Rows from a figure dataset:
——————
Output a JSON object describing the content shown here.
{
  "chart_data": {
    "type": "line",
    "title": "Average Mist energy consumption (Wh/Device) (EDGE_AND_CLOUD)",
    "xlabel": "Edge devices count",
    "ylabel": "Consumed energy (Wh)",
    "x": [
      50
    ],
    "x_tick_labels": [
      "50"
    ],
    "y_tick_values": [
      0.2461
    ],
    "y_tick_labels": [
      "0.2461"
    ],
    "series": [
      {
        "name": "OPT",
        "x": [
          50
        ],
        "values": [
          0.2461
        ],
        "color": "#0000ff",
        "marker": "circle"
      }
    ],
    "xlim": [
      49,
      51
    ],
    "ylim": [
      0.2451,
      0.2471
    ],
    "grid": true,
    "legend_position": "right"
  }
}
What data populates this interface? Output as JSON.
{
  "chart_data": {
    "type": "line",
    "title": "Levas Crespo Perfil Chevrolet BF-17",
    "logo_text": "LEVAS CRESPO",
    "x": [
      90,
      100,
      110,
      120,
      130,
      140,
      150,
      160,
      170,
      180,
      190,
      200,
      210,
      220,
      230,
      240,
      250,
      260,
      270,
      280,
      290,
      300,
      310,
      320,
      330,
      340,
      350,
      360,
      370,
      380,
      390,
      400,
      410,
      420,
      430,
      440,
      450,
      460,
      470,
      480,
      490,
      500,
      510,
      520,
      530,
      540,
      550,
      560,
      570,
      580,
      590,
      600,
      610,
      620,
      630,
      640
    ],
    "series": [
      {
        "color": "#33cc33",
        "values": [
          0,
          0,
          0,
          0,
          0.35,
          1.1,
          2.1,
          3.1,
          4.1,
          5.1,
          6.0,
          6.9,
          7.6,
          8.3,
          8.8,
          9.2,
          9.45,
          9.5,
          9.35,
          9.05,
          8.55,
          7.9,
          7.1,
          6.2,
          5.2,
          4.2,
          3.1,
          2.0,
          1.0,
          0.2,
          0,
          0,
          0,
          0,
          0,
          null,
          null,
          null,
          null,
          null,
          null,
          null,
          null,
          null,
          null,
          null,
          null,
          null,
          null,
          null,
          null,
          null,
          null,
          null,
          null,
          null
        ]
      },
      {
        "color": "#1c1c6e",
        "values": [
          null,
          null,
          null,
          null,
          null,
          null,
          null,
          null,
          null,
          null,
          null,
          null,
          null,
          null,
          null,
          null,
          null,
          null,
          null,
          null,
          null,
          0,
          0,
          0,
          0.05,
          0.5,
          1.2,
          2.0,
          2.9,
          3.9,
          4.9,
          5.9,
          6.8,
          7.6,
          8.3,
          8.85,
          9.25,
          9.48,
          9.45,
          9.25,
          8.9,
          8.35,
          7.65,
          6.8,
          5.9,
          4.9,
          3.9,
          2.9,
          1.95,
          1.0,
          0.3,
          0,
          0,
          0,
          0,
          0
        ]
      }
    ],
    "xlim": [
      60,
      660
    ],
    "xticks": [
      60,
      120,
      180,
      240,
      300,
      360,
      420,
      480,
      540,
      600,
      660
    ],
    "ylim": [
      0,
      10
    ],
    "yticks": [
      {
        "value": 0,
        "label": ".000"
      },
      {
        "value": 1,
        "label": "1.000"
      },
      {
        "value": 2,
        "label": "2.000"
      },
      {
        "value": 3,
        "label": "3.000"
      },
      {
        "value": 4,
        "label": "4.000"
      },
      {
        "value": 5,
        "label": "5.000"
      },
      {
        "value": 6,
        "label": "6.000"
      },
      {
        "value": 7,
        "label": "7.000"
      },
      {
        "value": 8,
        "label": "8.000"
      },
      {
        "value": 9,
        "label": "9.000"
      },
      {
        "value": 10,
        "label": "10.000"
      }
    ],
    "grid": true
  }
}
——————
● **AIM OF THE TASK**: Every line above should be printed again exactly as it stands.

● **TASK RESULT**:
Output a JSON object describing the content shown here.
{
  "chart_data": {
    "type": "line",
    "title": "Average Mist energy consumption (Wh/Device) (EDGE_AND_CLOUD)",
    "xlabel": "Edge devices count",
    "ylabel": "Consumed energy (Wh)",
    "x": [
      50
    ],
    "x_tick_labels": [
      "50"
    ],
    "y_tick_values": [
      0.2461
    ],
    "y_tick_labels": [
      "0.2461"
    ],
    "series": [
      {
        "name": "OPT",
        "x": [
          50
        ],
        "values": [
          0.2461
        ],
        "color": "#0000ff",
        "marker": "circle"
      }
    ],
    "xlim": [
      49,
      51
    ],
    "ylim": [
      0.2451,
      0.2471
    ],
    "grid": true,
    "legend_position": "right"
  }
}
What data populates this interface? Output as JSON.
{
  "chart_data": {
    "type": "line",
    "title": "Levas Crespo Perfil Chevrolet BF-17",
    "logo_text": "LEVAS CRESPO",
    "x": [
      90,
      100,
      110,
      120,
      130,
      140,
      150,
      160,
      170,
      180,
      190,
      200,
      210,
      220,
      230,
      240,
      250,
      260,
      270,
      280,
      290,
      300,
      310,
      320,
      330,
      340,
      350,
      360,
      370,
      380,
      390,
      400,
      410,
      420,
      430,
      440,
      450,
      460,
      470,
      480,
      490,
      500,
      510,
      520,
      530,
      540,
      550,
      560,
      570,
      580,
      590,
      600,
      610,
      620,
      630,
      640
    ],
    "series": [
      {
        "color": "#33cc33",
        "values": [
          0,
          0,
          0,
          0,
          0.35,
          1.1,
          2.1,
          3.1,
          4.1,
          5.1,
          6.0,
          6.9,
          7.6,
          8.3,
          8.8,
          9.2,
          9.45,
          9.5,
          9.35,
          9.05,
          8.55,
          7.9,
          7.1,
          6.2,
          5.2,
          4.2,
          3.1,
          2.0,
          1.0,
          0.2,
          0,
          0,
          0,
          0,
          0,
          null,
          null,
          null,
          null,
          null,
          null,
          null,
          null,
          null,
          null,
          null,
          null,
          null,
          null,
          null,
          null,
          null,
          null,
          null,
          null,
          null
        ]
      },
      {
        "color": "#1c1c6e",
        "values": [
          null,
          null,
          null,
          null,
          null,
          null,
          null,
          null,
          null,
          null,
          null,
          null,
          null,
          null,
          null,
          null,
          null,
          null,
          null,
          null,
          null,
          0,
          0,
          0,
          0.05,
          0.5,
          1.2,
          2.0,
          2.9,
          3.9,
          4.9,
          5.9,
          6.8,
          7.6,
          8.3,
          8.85,
          9.25,
          9.48,
          9.45,
          9.25,
          8.9,
          8.35,
          7.65,
          6.8,
          5.9,
          4.9,
          3.9,
          2.9,
          1.95,
          1.0,
          0.3,
          0,
          0,
          0,
          0,
          0
        ]
      }
    ],
    "xlim": [
      60,
      660
    ],
    "xticks": [
      60,
      120,
      180,
      240,
      300,
      360,
      420,
      480,
      540,
      600,
      660
    ],
    "ylim": [
      0,
      10
    ],
    "yticks": [
      {
        "value": 0,
        "label": ".000"
      },
      {
        "value": 1,
        "label": "1.000"
      },
      {
        "value": 2,
        "label": "2.000"
      },
      {
        "value": 3,
        "label": "3.000"
      },
      {
        "value": 4,
        "label": "4.000"
      },
      {
        "value": 5,
        "label": "5.000"
      },
      {
        "value": 6,
        "label": "6.000"
      },
      {
        "value": 7,
        "label": "7.000"
      },
      {
        "value": 8,
        "label": "8.000"
      },
      {
        "value": 9,
        "label": "9.000"
      },
      {
        "value": 10,
        "label": "10.000"
      }
    ],
    "grid": true
  }
}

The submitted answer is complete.